What is expected → Check each line of the listing for the word "page" and give only the number of lines that have it.

------------------------------------------------------------

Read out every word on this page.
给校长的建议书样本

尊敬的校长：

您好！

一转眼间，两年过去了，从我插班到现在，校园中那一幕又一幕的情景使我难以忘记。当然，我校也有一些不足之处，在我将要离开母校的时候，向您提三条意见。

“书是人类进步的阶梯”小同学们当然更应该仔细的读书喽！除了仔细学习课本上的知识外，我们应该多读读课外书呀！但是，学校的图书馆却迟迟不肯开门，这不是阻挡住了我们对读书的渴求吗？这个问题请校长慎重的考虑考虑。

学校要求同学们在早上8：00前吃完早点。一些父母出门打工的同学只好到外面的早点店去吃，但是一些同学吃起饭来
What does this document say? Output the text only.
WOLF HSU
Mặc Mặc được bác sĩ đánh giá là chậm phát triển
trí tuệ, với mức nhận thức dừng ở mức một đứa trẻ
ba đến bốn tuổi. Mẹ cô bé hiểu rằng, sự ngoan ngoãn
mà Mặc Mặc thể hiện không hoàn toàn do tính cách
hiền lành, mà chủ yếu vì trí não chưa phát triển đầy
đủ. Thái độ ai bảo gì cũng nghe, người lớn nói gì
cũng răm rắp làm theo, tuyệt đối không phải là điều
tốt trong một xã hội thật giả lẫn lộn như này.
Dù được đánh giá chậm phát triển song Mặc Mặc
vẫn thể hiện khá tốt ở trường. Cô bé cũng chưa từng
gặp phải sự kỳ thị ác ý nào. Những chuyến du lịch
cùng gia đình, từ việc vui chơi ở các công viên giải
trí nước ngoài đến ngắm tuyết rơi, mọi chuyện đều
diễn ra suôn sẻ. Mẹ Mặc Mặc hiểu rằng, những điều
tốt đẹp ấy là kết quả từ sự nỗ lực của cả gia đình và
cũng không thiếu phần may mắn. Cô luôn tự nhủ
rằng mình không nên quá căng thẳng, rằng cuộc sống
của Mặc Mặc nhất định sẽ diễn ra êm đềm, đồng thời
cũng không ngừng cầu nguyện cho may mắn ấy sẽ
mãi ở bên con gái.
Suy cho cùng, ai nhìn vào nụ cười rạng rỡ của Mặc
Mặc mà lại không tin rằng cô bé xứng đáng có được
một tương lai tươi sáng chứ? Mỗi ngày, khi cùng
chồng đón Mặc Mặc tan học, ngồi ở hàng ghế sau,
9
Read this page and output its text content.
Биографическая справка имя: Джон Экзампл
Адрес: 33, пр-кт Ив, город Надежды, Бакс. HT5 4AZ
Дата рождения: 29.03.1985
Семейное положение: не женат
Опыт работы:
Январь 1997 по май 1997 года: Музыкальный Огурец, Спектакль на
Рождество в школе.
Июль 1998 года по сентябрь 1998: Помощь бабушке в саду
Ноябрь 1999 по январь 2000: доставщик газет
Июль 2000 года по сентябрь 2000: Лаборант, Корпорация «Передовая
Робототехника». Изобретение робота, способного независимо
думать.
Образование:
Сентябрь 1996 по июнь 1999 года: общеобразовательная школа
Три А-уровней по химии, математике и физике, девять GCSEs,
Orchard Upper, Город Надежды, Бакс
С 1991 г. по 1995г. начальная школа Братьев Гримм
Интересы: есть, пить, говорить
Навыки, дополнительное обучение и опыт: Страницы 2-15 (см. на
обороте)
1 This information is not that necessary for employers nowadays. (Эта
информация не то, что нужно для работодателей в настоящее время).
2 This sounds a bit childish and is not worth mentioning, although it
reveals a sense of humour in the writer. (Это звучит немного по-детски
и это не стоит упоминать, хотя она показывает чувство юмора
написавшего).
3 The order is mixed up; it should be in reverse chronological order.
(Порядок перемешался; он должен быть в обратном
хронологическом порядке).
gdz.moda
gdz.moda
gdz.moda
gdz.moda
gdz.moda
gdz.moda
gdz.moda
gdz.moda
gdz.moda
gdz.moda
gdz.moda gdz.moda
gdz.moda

------------------------------------------------------------

Response to the exercise → 2